Data entries:
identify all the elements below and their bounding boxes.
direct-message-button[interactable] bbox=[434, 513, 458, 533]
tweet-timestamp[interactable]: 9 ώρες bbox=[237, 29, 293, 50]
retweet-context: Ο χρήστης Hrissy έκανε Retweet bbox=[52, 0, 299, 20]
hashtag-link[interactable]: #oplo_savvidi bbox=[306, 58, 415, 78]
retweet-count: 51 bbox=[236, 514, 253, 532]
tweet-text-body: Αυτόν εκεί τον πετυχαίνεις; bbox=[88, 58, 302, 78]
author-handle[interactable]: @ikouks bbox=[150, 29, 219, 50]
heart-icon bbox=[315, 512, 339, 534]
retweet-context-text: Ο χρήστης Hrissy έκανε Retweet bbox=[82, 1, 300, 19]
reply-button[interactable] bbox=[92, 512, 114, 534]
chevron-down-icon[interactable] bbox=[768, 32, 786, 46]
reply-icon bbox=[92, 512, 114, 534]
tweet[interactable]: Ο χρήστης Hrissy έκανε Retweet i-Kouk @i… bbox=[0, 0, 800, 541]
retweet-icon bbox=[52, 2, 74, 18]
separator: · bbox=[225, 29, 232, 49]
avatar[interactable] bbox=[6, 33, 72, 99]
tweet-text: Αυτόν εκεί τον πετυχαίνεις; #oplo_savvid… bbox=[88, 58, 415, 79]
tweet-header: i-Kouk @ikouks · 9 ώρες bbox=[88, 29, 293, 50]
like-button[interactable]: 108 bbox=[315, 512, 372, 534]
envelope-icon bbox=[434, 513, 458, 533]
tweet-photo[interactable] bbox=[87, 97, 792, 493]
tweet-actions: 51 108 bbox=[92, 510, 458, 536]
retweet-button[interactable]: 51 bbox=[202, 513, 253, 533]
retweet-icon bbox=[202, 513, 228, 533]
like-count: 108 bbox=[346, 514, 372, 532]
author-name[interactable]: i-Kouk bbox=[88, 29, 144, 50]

— TASK INSTRUCTIONS —
Can you reproduce all the data entries with "heart-icon" swapped for "like-icon" and everything else left unchanged?

— FINAL RESULT —
identify all the elements below and their bounding boxes.
direct-message-button[interactable] bbox=[434, 513, 458, 533]
tweet-timestamp[interactable]: 9 ώρες bbox=[237, 29, 293, 50]
retweet-context: Ο χρήστης Hrissy έκανε Retweet bbox=[52, 0, 299, 20]
hashtag-link[interactable]: #oplo_savvidi bbox=[306, 58, 415, 78]
retweet-count: 51 bbox=[236, 514, 253, 532]
tweet-text-body: Αυτόν εκεί τον πετυχαίνεις; bbox=[88, 58, 302, 78]
author-handle[interactable]: @ikouks bbox=[150, 29, 219, 50]
like-icon bbox=[315, 512, 339, 534]
retweet-context-text: Ο χρήστης Hrissy έκανε Retweet bbox=[82, 1, 300, 19]
reply-button[interactable] bbox=[92, 512, 114, 534]
chevron-down-icon[interactable] bbox=[768, 32, 786, 46]
reply-icon bbox=[92, 512, 114, 534]
tweet[interactable]: Ο χρήστης Hrissy έκανε Retweet i-Kouk @i… bbox=[0, 0, 800, 541]
retweet-icon bbox=[52, 2, 74, 18]
separator: · bbox=[225, 29, 232, 49]
avatar[interactable] bbox=[6, 33, 72, 99]
tweet-text: Αυτόν εκεί τον πετυχαίνεις; #oplo_savvid… bbox=[88, 58, 415, 79]
tweet-header: i-Kouk @ikouks · 9 ώρες bbox=[88, 29, 293, 50]
like-button[interactable]: 108 bbox=[315, 512, 372, 534]
envelope-icon bbox=[434, 513, 458, 533]
tweet-photo[interactable] bbox=[87, 97, 792, 493]
tweet-actions: 51 108 bbox=[92, 510, 458, 536]
retweet-button[interactable]: 51 bbox=[202, 513, 253, 533]
retweet-icon bbox=[202, 513, 228, 533]
like-count: 108 bbox=[346, 514, 372, 532]
author-name[interactable]: i-Kouk bbox=[88, 29, 144, 50]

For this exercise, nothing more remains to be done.